## TO DO:
Go through the records line by line and work out how many lines hold the word "содействия". Answer with the number only.

[Part of a data file]
___
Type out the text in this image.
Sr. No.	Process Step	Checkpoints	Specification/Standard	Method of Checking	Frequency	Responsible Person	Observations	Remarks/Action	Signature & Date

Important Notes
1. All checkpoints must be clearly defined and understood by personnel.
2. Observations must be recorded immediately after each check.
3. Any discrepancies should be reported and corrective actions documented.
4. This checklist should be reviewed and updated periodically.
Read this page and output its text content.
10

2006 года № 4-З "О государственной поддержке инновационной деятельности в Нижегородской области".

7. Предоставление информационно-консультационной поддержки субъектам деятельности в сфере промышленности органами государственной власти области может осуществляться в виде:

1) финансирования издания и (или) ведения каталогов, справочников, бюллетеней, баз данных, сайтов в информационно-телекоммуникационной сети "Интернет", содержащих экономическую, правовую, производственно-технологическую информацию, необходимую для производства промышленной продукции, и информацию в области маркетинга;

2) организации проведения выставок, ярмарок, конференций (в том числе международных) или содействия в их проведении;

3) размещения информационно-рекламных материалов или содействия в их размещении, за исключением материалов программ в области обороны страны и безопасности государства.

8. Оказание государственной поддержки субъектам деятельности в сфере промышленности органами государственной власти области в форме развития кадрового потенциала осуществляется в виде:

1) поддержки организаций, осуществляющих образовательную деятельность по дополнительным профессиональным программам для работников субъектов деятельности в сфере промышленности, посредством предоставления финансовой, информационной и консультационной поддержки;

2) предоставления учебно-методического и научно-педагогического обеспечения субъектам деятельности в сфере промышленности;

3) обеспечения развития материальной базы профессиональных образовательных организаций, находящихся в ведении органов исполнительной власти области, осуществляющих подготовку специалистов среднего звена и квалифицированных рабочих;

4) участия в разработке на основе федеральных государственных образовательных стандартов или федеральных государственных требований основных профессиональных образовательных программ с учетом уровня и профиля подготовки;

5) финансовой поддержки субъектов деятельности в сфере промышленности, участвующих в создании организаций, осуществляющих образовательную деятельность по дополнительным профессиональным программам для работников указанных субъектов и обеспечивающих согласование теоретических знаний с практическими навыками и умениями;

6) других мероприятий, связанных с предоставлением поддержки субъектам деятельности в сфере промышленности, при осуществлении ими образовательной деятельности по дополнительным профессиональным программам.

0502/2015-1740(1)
___
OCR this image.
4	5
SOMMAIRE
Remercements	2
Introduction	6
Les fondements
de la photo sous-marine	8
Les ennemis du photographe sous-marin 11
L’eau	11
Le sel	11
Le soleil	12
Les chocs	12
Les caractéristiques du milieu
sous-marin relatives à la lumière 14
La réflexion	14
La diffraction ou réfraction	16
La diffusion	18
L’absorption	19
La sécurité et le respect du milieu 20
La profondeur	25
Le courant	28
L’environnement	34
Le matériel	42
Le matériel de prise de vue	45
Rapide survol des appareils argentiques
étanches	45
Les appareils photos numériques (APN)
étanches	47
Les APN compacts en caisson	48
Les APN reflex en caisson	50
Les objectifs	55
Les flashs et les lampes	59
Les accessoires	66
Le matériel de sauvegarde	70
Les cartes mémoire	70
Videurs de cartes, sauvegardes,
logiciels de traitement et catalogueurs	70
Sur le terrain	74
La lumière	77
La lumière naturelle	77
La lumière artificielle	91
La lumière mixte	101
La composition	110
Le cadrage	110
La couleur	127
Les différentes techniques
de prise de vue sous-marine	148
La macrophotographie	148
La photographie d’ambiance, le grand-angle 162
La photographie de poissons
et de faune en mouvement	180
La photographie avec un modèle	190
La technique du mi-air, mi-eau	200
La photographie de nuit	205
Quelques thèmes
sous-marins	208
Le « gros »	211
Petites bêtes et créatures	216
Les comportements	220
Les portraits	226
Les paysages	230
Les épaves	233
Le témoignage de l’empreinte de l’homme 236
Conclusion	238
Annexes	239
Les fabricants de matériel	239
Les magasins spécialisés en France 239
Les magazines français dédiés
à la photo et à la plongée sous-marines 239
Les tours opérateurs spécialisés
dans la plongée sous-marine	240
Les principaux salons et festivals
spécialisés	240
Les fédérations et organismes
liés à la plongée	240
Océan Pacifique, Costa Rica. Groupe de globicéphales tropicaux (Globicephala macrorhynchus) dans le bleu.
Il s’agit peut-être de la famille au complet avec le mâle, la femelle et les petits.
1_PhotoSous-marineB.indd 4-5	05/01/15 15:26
___
## TASK OUTPUT:
2